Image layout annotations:
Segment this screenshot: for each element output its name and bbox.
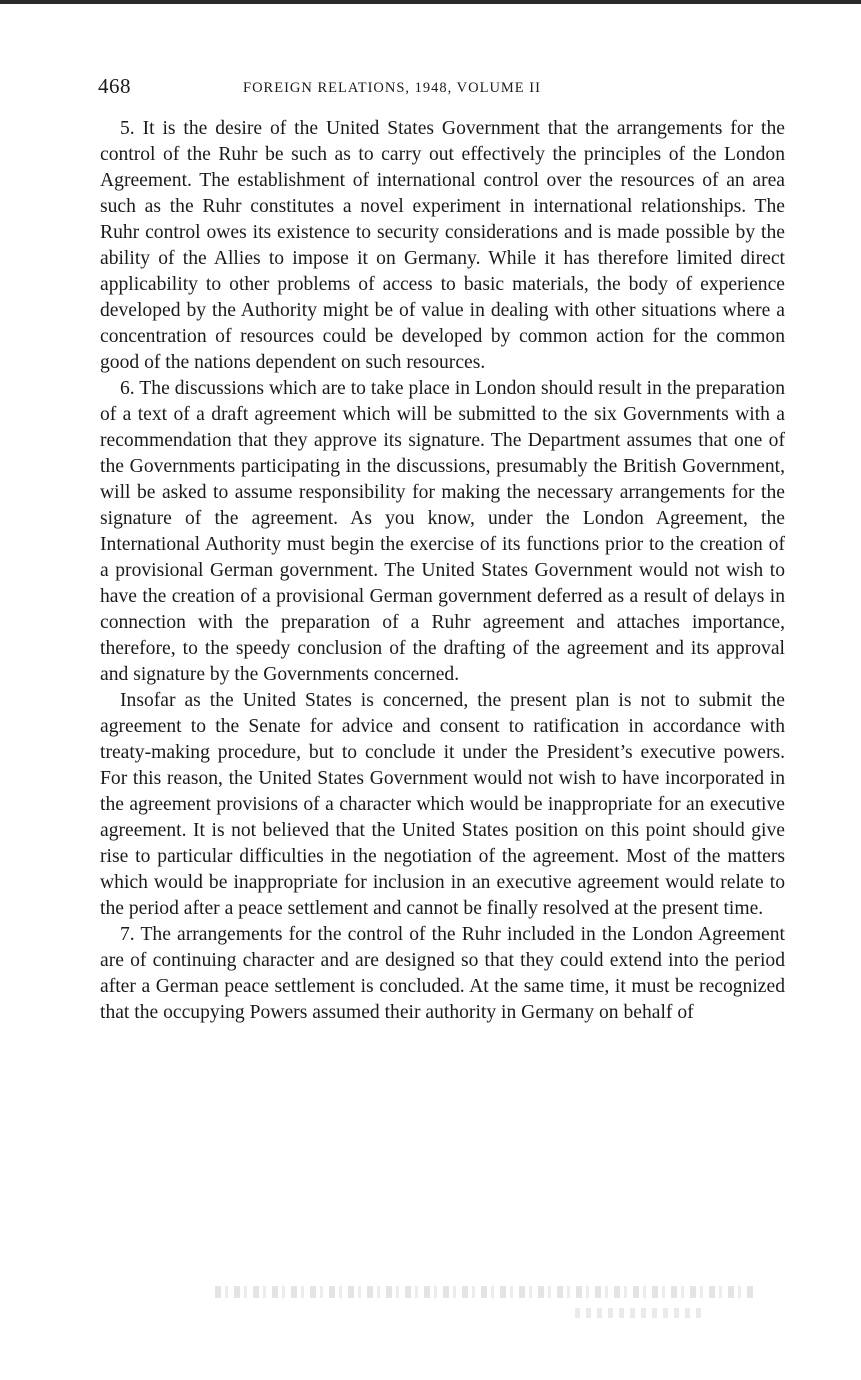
page-number: 468: [98, 74, 131, 98]
bleed-through-noise: [215, 1286, 765, 1326]
paragraph-insofar: Insofar as the United States is concerned, the present plan is not to submit the agreement to the Senate for advice and consent to ratification in accordance with treaty-making procedure, but to conclude it under the President’s executive powers. For this reason, the United States Government would not wish to have incorporated in the agreement provisions of a character which would be inappropriate for an executive agreement. It is not believed that the United States position on this point should give rise to particular difficulties in the negotiation of the agreement. Most of the matters which would be inappropriate for inclusion in an executive agreement would relate to the period after a peace settlement and cannot be finally resolved at the present time.: [100, 690, 785, 919]
document-page: [100, 74, 785, 1026]
bleed-through-line: [575, 1308, 705, 1318]
body-text: [100, 116, 785, 1026]
paragraph-7: 7. The arrangements for the control of the Ruhr included in the London Agreement are of continuing character and are designed so that they could extend into the period after a German peace settlement is concluded. At the same time, it must be recognized that the occupying Powers assumed their authority in Germany on behalf of: [100, 924, 785, 1023]
paragraph-5: 5. It is the desire of the United States Government that the arrangements for the control of the Ruhr be such as to carry out effectively the principles of the London Agreement. The establishment of international control over the resources of an area such as the Ruhr constitutes a novel experiment in international relationships. The Ruhr control owes its existence to security considerations and is made possible by the ability of the Allies to impose it on Germany. While it has therefore limited direct applicability to other problems of access to basic materials, the body of experience developed by the Authority might be of value in dealing with other situations where a concentration of resources could be developed by common action for the common good of the nations dependent on such resources.: [100, 118, 785, 373]
paragraph-6: 6. The discussions which are to take place in London should result in the preparation of a text of a draft agreement which will be submitted to the six Governments with a recommendation that they approve its signature. The Department assumes that one of the Governments participating in the discussions, presumably the British Government, will be asked to assume responsibility for making the necessary arrangements for the signature of the agreement. As you know, under the London Agreement, the International Authority must begin the exercise of its functions prior to the creation of a provisional German government. The United States Government would not wish to have the creation of a provisional German government deferred as a result of delays in connection with the preparation of a Ruhr agreement and attaches importance, therefore, to the speedy conclusion of the drafting of the agreement and its approval and signature by the Governments concerned.: [100, 378, 785, 685]
running-title: FOREIGN RELATIONS, 1948, VOLUME II: [243, 80, 541, 96]
page-top-edge: [0, 0, 861, 4]
bleed-through-line: [215, 1286, 755, 1298]
running-head: [100, 74, 785, 102]
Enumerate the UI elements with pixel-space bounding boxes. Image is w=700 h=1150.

▸ TASK INSTRUCTIONS:
Can you update the data above so that "bounding boxes" becomes "box coordinates", with every other word left as it is and the pictures left out?

▸ FULL RESPONSE:
Segment this screenshot: for each element output its name and bbox.
page-number: 468: [98, 74, 131, 98]
bleed-through-noise: [215, 1286, 765, 1326]
paragraph-insofar: Insofar as the United States is concerned, the present plan is not to submit the agreement to the Senate for advice and consent to ratification in accordance with treaty-making procedure, but to conclude it under the President’s executive powers. For this reason, the United States Government would not wish to have incorporated in the agreement provisions of a character which would be inappropriate for an executive agreement. It is not believed that the United States position on this point should give rise to particular difficulties in the negotiation of the agreement. Most of the matters which would be inappropriate for inclusion in an executive agreement would relate to the period after a peace settlement and cannot be finally resolved at the present time.: [100, 690, 785, 919]
document-page: [100, 74, 785, 1026]
bleed-through-line: [575, 1308, 705, 1318]
body-text: [100, 116, 785, 1026]
paragraph-7: 7. The arrangements for the control of the Ruhr included in the London Agreement are of continuing character and are designed so that they could extend into the period after a German peace settlement is concluded. At the same time, it must be recognized that the occupying Powers assumed their authority in Germany on behalf of: [100, 924, 785, 1023]
paragraph-5: 5. It is the desire of the United States Government that the arrangements for the control of the Ruhr be such as to carry out effectively the principles of the London Agreement. The establishment of international control over the resources of an area such as the Ruhr constitutes a novel experiment in international relationships. The Ruhr control owes its existence to security considerations and is made possible by the ability of the Allies to impose it on Germany. While it has therefore limited direct applicability to other problems of access to basic materials, the body of experience developed by the Authority might be of value in dealing with other situations where a concentration of resources could be developed by common action for the common good of the nations dependent on such resources.: [100, 118, 785, 373]
paragraph-6: 6. The discussions which are to take place in London should result in the preparation of a text of a draft agreement which will be submitted to the six Governments with a recommendation that they approve its signature. The Department assumes that one of the Governments participating in the discussions, presumably the British Government, will be asked to assume responsibility for making the necessary arrangements for the signature of the agreement. As you know, under the London Agreement, the International Authority must begin the exercise of its functions prior to the creation of a provisional German government. The United States Government would not wish to have the creation of a provisional German government deferred as a result of delays in connection with the preparation of a Ruhr agreement and attaches importance, therefore, to the speedy conclusion of the drafting of the agreement and its approval and signature by the Governments concerned.: [100, 378, 785, 685]
running-title: FOREIGN RELATIONS, 1948, VOLUME II: [243, 80, 541, 96]
page-top-edge: [0, 0, 861, 4]
bleed-through-line: [215, 1286, 755, 1298]
running-head: [100, 74, 785, 102]
Enumerate the UI elements with pixel-space box coordinates. Image is w=700 h=1150.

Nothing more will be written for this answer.